(What is asked):
Copy each line that has the string "text" somewhere in it.
------ Material for this exercise
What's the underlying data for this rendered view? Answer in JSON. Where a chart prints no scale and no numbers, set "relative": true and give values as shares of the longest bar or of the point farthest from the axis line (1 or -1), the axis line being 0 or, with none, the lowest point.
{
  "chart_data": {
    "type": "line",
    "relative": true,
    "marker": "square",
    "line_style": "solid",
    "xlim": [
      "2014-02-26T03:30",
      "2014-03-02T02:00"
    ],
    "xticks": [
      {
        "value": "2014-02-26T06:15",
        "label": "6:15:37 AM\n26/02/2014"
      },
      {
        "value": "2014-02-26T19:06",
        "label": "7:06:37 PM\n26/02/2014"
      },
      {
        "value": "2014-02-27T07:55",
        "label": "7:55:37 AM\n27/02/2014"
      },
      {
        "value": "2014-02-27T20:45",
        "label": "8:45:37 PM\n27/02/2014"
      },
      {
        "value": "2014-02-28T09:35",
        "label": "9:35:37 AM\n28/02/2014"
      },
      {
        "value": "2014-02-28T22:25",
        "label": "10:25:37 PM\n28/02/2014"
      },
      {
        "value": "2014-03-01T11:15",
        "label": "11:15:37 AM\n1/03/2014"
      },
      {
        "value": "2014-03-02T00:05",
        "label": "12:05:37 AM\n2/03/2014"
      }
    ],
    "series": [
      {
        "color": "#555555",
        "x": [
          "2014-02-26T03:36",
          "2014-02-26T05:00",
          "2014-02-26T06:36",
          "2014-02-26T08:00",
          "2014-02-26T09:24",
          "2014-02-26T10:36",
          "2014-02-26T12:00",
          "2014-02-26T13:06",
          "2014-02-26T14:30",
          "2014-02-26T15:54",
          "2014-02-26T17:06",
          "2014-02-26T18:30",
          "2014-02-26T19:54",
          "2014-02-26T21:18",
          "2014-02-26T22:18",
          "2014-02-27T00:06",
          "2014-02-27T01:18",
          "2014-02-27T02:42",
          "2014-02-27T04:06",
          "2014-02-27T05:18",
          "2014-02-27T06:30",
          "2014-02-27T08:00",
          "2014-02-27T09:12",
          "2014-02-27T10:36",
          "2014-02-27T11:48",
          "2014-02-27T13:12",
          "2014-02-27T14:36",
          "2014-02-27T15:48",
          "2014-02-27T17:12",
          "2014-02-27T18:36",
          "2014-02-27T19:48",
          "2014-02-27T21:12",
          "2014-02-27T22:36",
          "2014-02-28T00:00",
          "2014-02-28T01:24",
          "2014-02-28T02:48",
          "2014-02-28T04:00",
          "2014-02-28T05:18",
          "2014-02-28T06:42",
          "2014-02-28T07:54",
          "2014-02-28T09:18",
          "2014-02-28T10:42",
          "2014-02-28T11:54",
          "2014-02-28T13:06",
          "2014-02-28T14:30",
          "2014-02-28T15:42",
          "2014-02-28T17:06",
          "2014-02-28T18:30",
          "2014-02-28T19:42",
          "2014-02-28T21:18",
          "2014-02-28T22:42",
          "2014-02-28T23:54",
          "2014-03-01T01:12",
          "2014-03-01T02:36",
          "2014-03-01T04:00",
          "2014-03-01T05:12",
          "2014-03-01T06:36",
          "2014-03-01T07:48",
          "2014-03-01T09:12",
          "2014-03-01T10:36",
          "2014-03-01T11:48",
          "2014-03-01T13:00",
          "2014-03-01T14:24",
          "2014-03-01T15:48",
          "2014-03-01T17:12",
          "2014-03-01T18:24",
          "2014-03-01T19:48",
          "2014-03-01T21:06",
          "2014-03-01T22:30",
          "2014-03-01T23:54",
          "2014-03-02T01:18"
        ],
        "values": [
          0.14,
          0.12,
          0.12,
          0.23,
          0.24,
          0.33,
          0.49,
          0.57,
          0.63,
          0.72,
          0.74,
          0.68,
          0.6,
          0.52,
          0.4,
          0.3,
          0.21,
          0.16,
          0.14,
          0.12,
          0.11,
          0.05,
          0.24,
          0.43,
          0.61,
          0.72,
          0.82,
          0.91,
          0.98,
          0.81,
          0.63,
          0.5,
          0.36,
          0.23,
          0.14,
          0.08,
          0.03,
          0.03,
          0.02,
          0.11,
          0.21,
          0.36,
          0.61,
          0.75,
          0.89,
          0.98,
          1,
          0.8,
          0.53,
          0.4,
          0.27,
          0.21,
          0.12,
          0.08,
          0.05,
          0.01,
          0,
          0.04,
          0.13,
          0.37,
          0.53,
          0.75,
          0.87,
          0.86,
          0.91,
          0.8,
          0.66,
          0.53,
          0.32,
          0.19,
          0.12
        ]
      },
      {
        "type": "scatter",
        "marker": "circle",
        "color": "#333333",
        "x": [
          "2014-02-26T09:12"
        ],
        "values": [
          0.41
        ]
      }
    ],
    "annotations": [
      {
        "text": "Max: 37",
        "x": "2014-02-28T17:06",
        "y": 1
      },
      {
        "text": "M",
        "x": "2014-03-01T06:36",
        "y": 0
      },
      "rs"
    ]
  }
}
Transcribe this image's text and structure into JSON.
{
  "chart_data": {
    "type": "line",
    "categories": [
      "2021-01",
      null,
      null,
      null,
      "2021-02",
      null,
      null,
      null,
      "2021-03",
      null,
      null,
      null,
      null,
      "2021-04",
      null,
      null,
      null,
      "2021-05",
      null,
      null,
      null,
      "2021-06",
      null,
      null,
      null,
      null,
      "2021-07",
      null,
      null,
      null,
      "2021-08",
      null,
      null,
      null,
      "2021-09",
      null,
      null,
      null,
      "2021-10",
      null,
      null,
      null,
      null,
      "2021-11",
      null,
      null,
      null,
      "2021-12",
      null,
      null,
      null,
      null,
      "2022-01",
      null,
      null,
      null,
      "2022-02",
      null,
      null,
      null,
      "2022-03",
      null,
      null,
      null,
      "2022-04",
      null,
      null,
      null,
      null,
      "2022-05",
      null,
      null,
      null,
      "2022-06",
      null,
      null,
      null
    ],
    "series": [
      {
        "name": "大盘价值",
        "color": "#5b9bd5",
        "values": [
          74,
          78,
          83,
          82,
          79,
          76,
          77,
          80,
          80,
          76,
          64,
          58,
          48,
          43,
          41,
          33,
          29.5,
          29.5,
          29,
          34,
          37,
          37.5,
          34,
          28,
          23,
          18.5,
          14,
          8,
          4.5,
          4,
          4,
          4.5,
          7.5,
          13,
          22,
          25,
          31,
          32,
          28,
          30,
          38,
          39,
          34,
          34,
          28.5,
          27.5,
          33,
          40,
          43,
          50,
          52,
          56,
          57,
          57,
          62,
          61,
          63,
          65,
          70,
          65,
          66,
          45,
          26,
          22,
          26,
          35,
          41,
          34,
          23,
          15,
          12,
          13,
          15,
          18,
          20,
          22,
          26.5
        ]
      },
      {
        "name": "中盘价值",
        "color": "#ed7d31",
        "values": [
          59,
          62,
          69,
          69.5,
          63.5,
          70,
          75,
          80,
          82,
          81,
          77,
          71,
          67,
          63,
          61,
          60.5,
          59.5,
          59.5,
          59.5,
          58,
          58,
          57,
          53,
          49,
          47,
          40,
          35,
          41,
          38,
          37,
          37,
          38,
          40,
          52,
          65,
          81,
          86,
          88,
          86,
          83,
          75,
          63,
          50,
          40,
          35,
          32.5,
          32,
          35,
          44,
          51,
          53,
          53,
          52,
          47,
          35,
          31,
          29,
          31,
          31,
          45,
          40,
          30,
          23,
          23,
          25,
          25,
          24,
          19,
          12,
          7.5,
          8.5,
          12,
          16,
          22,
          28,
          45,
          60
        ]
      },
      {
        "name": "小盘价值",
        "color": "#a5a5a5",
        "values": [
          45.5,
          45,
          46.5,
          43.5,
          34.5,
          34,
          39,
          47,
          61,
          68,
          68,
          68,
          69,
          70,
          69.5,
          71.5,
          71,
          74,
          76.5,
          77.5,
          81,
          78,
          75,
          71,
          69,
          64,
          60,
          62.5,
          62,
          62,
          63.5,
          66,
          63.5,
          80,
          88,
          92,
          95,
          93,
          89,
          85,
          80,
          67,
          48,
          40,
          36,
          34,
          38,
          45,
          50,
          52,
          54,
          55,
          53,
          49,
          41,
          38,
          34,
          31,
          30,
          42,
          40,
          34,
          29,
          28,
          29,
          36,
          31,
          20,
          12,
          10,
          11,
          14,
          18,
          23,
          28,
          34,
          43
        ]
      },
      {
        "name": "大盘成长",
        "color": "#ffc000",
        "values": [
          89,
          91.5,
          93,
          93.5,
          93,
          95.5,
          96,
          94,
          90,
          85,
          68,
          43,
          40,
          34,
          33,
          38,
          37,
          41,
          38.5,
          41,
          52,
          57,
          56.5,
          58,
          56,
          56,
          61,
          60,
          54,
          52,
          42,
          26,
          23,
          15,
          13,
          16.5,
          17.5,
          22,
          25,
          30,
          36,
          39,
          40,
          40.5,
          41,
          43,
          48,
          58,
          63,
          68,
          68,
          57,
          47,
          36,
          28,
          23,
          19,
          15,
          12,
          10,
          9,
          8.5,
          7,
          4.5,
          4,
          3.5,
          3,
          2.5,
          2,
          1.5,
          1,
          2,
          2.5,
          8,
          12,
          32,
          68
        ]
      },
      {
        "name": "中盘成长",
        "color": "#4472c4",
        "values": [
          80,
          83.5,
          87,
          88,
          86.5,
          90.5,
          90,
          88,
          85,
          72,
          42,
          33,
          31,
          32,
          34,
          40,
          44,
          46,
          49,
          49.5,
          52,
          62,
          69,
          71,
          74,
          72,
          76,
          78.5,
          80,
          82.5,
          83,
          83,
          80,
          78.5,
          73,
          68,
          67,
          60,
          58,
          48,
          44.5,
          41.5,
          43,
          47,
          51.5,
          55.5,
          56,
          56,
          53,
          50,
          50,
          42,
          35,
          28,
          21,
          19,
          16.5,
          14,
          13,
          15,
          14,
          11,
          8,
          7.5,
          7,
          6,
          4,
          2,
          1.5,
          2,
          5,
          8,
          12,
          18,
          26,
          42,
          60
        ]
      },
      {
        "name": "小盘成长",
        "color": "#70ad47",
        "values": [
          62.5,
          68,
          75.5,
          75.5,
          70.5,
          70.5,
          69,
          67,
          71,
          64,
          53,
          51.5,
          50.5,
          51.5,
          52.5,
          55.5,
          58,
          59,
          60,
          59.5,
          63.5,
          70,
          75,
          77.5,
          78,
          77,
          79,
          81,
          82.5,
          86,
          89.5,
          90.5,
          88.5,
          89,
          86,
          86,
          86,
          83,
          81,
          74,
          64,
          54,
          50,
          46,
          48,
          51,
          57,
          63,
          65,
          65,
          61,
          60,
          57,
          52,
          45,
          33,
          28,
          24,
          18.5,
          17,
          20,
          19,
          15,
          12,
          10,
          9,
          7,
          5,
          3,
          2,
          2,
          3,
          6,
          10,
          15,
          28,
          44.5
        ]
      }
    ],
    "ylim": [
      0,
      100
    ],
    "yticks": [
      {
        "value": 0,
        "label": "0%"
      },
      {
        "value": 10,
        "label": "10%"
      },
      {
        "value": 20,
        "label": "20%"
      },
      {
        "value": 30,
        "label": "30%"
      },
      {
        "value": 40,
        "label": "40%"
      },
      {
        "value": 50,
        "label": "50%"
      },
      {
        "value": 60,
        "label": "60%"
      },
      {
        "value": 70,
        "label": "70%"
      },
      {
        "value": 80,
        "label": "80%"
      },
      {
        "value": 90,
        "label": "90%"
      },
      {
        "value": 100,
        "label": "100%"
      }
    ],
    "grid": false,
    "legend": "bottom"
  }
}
------------
(The output):
        "text": "Max: 37",
        "text": "M",
Transcribe this image's text and structure into JSON.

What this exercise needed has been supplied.